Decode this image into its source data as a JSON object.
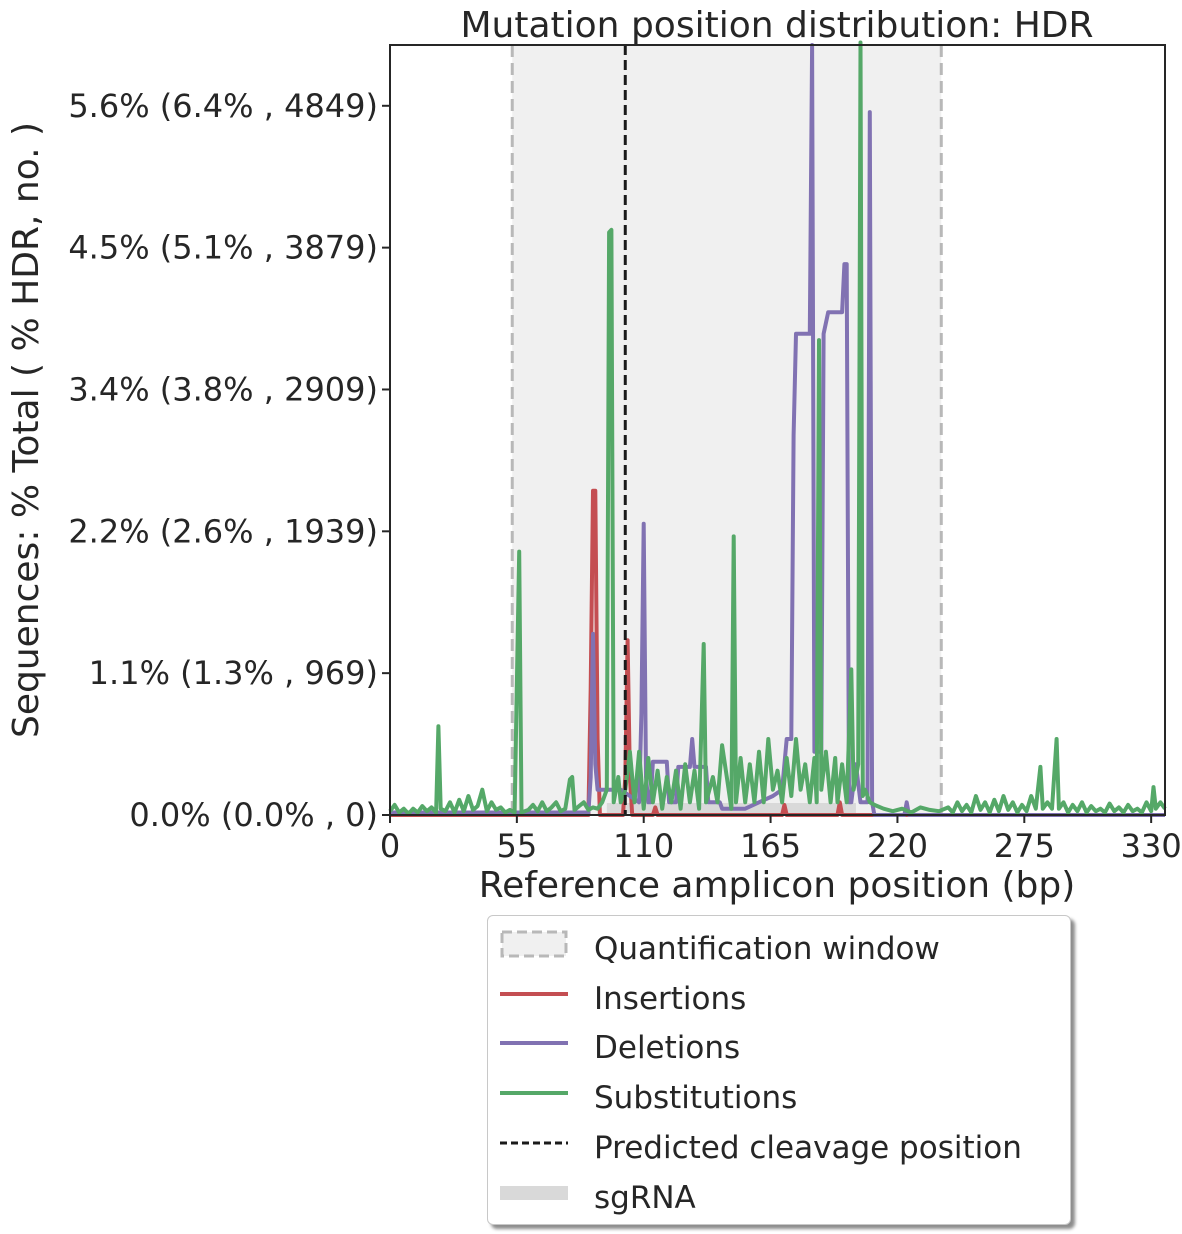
{
  "chart_data": {
    "type": "line",
    "title": "Mutation position distribution: HDR",
    "xlabel": "Reference amplicon position (bp)",
    "ylabel": "Sequences: % Total ( % HDR, no. )",
    "xlim": [
      0,
      336
    ],
    "ylim": [
      0,
      6.08
    ],
    "x_ticks": [
      0,
      55,
      110,
      165,
      220,
      275,
      330
    ],
    "x_tick_labels": [
      "0",
      "55",
      "110",
      "165",
      "220",
      "275",
      "330"
    ],
    "y_ticks": [
      0,
      1.12,
      2.24,
      3.36,
      4.48,
      5.6
    ],
    "y_tick_labels": [
      "0.0% (0.0% , 0)",
      "1.1% (1.3% , 969)",
      "2.2% (2.6% , 1939)",
      "3.4% (3.8% , 2909)",
      "4.5% (5.1% , 3879)",
      "5.6% (6.4% , 4849)"
    ],
    "quantification_window": [
      53,
      239
    ],
    "predicted_cleavage_position": 102,
    "sgRNA": [
      94,
      202
    ],
    "grid": false,
    "legend_position": "below",
    "series": [
      {
        "name": "Insertions",
        "color": "#c44e52",
        "points": [
          [
            0,
            0
          ],
          [
            86,
            0
          ],
          [
            87,
            1.0
          ],
          [
            88,
            2.56
          ],
          [
            89,
            2.56
          ],
          [
            90,
            0.6
          ],
          [
            91,
            0
          ],
          [
            101,
            0
          ],
          [
            102,
            0.3
          ],
          [
            103,
            1.38
          ],
          [
            104,
            0.3
          ],
          [
            105,
            0
          ],
          [
            114,
            0
          ],
          [
            115,
            0.06
          ],
          [
            116,
            0
          ],
          [
            170,
            0
          ],
          [
            171,
            0.08
          ],
          [
            172,
            0
          ],
          [
            194,
            0
          ],
          [
            195,
            0.1
          ],
          [
            196,
            0
          ],
          [
            336,
            0
          ]
        ]
      },
      {
        "name": "Deletions",
        "color": "#8172b2",
        "points": [
          [
            0,
            0.02
          ],
          [
            86,
            0.02
          ],
          [
            87,
            0.3
          ],
          [
            88,
            1.43
          ],
          [
            89,
            0.4
          ],
          [
            90,
            0.2
          ],
          [
            100,
            0.2
          ],
          [
            104,
            0.15
          ],
          [
            108,
            0.1
          ],
          [
            109,
            0.8
          ],
          [
            110,
            2.3
          ],
          [
            111,
            0.3
          ],
          [
            112,
            0.1
          ],
          [
            113,
            0.1
          ],
          [
            114,
            0.42
          ],
          [
            120,
            0.42
          ],
          [
            121,
            0.1
          ],
          [
            124,
            0.1
          ],
          [
            125,
            0.38
          ],
          [
            130,
            0.38
          ],
          [
            131,
            0.6
          ],
          [
            132,
            0.38
          ],
          [
            137,
            0.38
          ],
          [
            138,
            0.1
          ],
          [
            143,
            0.1
          ],
          [
            144,
            0.05
          ],
          [
            148,
            0.05
          ],
          [
            154,
            0.05
          ],
          [
            160,
            0.1
          ],
          [
            166,
            0.15
          ],
          [
            170,
            0.2
          ],
          [
            172,
            0.6
          ],
          [
            174,
            0.6
          ],
          [
            175,
            3.0
          ],
          [
            176,
            3.8
          ],
          [
            182,
            3.8
          ],
          [
            183,
            6.08
          ],
          [
            184,
            0.5
          ],
          [
            187,
            0.5
          ],
          [
            188,
            3.8
          ],
          [
            190,
            3.97
          ],
          [
            196,
            3.97
          ],
          [
            197,
            4.35
          ],
          [
            198,
            4.35
          ],
          [
            199,
            0.1
          ],
          [
            200,
            0.1
          ],
          [
            202,
            0.4
          ],
          [
            204,
            0.1
          ],
          [
            207,
            0.1
          ],
          [
            208,
            5.55
          ],
          [
            209,
            0.1
          ],
          [
            210,
            0
          ],
          [
            223,
            0
          ],
          [
            224,
            0.1
          ],
          [
            225,
            0
          ],
          [
            336,
            0
          ]
        ]
      },
      {
        "name": "Substitutions",
        "color": "#55a868",
        "points": [
          [
            0,
            0.03
          ],
          [
            2,
            0.08
          ],
          [
            4,
            0.02
          ],
          [
            6,
            0.05
          ],
          [
            8,
            0.01
          ],
          [
            10,
            0.05
          ],
          [
            12,
            0.02
          ],
          [
            14,
            0.07
          ],
          [
            16,
            0.03
          ],
          [
            18,
            0.06
          ],
          [
            20,
            0.02
          ],
          [
            21,
            0.7
          ],
          [
            22,
            0.05
          ],
          [
            24,
            0.03
          ],
          [
            26,
            0.1
          ],
          [
            28,
            0.02
          ],
          [
            30,
            0.12
          ],
          [
            32,
            0.03
          ],
          [
            34,
            0.15
          ],
          [
            36,
            0.04
          ],
          [
            38,
            0.07
          ],
          [
            40,
            0.2
          ],
          [
            42,
            0.03
          ],
          [
            44,
            0.1
          ],
          [
            46,
            0.04
          ],
          [
            48,
            0.06
          ],
          [
            50,
            0.02
          ],
          [
            52,
            0.04
          ],
          [
            54,
            0.02
          ],
          [
            56,
            2.08
          ],
          [
            57,
            0.02
          ],
          [
            60,
            0.04
          ],
          [
            62,
            0.08
          ],
          [
            64,
            0.03
          ],
          [
            66,
            0.1
          ],
          [
            68,
            0.03
          ],
          [
            70,
            0.06
          ],
          [
            72,
            0.1
          ],
          [
            74,
            0.03
          ],
          [
            76,
            0.05
          ],
          [
            78,
            0.28
          ],
          [
            79,
            0.3
          ],
          [
            80,
            0.04
          ],
          [
            82,
            0.07
          ],
          [
            84,
            0.1
          ],
          [
            86,
            0.04
          ],
          [
            88,
            0.06
          ],
          [
            90,
            0.05
          ],
          [
            92,
            0.1
          ],
          [
            94,
            0.2
          ],
          [
            95,
            4.6
          ],
          [
            96,
            4.62
          ],
          [
            97,
            0.1
          ],
          [
            99,
            0.3
          ],
          [
            100,
            0.1
          ],
          [
            102,
            0.2
          ],
          [
            104,
            0.5
          ],
          [
            106,
            0.1
          ],
          [
            108,
            0.5
          ],
          [
            110,
            0.05
          ],
          [
            112,
            0.45
          ],
          [
            114,
            0.1
          ],
          [
            116,
            0.35
          ],
          [
            118,
            0.05
          ],
          [
            120,
            0.3
          ],
          [
            122,
            0.1
          ],
          [
            124,
            0.35
          ],
          [
            126,
            0.05
          ],
          [
            128,
            0.4
          ],
          [
            130,
            0.1
          ],
          [
            132,
            0.35
          ],
          [
            134,
            0.05
          ],
          [
            136,
            1.35
          ],
          [
            137,
            0.1
          ],
          [
            140,
            0.3
          ],
          [
            142,
            0.1
          ],
          [
            144,
            0.55
          ],
          [
            146,
            0.3
          ],
          [
            148,
            0.05
          ],
          [
            149,
            2.2
          ],
          [
            150,
            0.1
          ],
          [
            152,
            0.45
          ],
          [
            154,
            0.1
          ],
          [
            156,
            0.4
          ],
          [
            158,
            0.1
          ],
          [
            160,
            0.5
          ],
          [
            162,
            0.1
          ],
          [
            164,
            0.6
          ],
          [
            166,
            0.2
          ],
          [
            168,
            0.35
          ],
          [
            170,
            0.1
          ],
          [
            172,
            0.45
          ],
          [
            174,
            0.15
          ],
          [
            176,
            0.6
          ],
          [
            178,
            0.2
          ],
          [
            180,
            0.4
          ],
          [
            182,
            0.1
          ],
          [
            184,
            0.45
          ],
          [
            185,
            0.1
          ],
          [
            186,
            3.75
          ],
          [
            187,
            0.2
          ],
          [
            189,
            0.5
          ],
          [
            191,
            0.1
          ],
          [
            193,
            0.45
          ],
          [
            194,
            0.1
          ],
          [
            196,
            0.4
          ],
          [
            198,
            0.1
          ],
          [
            200,
            1.15
          ],
          [
            201,
            0.2
          ],
          [
            203,
            0.4
          ],
          [
            204,
            6.1
          ],
          [
            205,
            0.15
          ],
          [
            206,
            0.2
          ],
          [
            208,
            0.1
          ],
          [
            210,
            0.08
          ],
          [
            214,
            0.05
          ],
          [
            218,
            0.03
          ],
          [
            222,
            0.05
          ],
          [
            226,
            0.02
          ],
          [
            230,
            0.06
          ],
          [
            234,
            0.04
          ],
          [
            238,
            0.03
          ],
          [
            242,
            0.06
          ],
          [
            244,
            0.02
          ],
          [
            246,
            0.1
          ],
          [
            248,
            0.03
          ],
          [
            250,
            0.08
          ],
          [
            252,
            0.02
          ],
          [
            254,
            0.15
          ],
          [
            256,
            0.04
          ],
          [
            258,
            0.1
          ],
          [
            260,
            0.02
          ],
          [
            262,
            0.12
          ],
          [
            264,
            0.03
          ],
          [
            266,
            0.15
          ],
          [
            268,
            0.04
          ],
          [
            270,
            0.1
          ],
          [
            272,
            0.02
          ],
          [
            274,
            0.08
          ],
          [
            276,
            0.03
          ],
          [
            278,
            0.15
          ],
          [
            280,
            0.05
          ],
          [
            282,
            0.38
          ],
          [
            283,
            0.05
          ],
          [
            285,
            0.1
          ],
          [
            287,
            0.05
          ],
          [
            289,
            0.6
          ],
          [
            290,
            0.05
          ],
          [
            292,
            0.1
          ],
          [
            294,
            0.02
          ],
          [
            296,
            0.08
          ],
          [
            298,
            0.03
          ],
          [
            300,
            0.1
          ],
          [
            302,
            0.02
          ],
          [
            304,
            0.07
          ],
          [
            306,
            0.03
          ],
          [
            308,
            0.05
          ],
          [
            310,
            0.02
          ],
          [
            312,
            0.09
          ],
          [
            314,
            0.03
          ],
          [
            316,
            0.06
          ],
          [
            318,
            0.02
          ],
          [
            320,
            0.08
          ],
          [
            322,
            0.03
          ],
          [
            324,
            0.05
          ],
          [
            326,
            0.02
          ],
          [
            328,
            0.1
          ],
          [
            330,
            0.03
          ],
          [
            331,
            0.22
          ],
          [
            332,
            0.05
          ],
          [
            334,
            0.1
          ],
          [
            336,
            0.05
          ]
        ]
      }
    ]
  },
  "legend": {
    "quantification_window": "Quantification window",
    "insertions": "Insertions",
    "deletions": "Deletions",
    "substitutions": "Substitutions",
    "cleavage": "Predicted cleavage position",
    "sgrna": "sgRNA"
  },
  "colors": {
    "window_fill": "#f0f0f0",
    "window_border": "#b8b8b8",
    "sgrna": "#d9d9d9",
    "cleavage": "#1a1a1a",
    "axis": "#262626"
  }
}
____________________
## [Written exercise]
Give solely the number of lines in the data that contain the string "Substitutions".

## [Correct answer]
2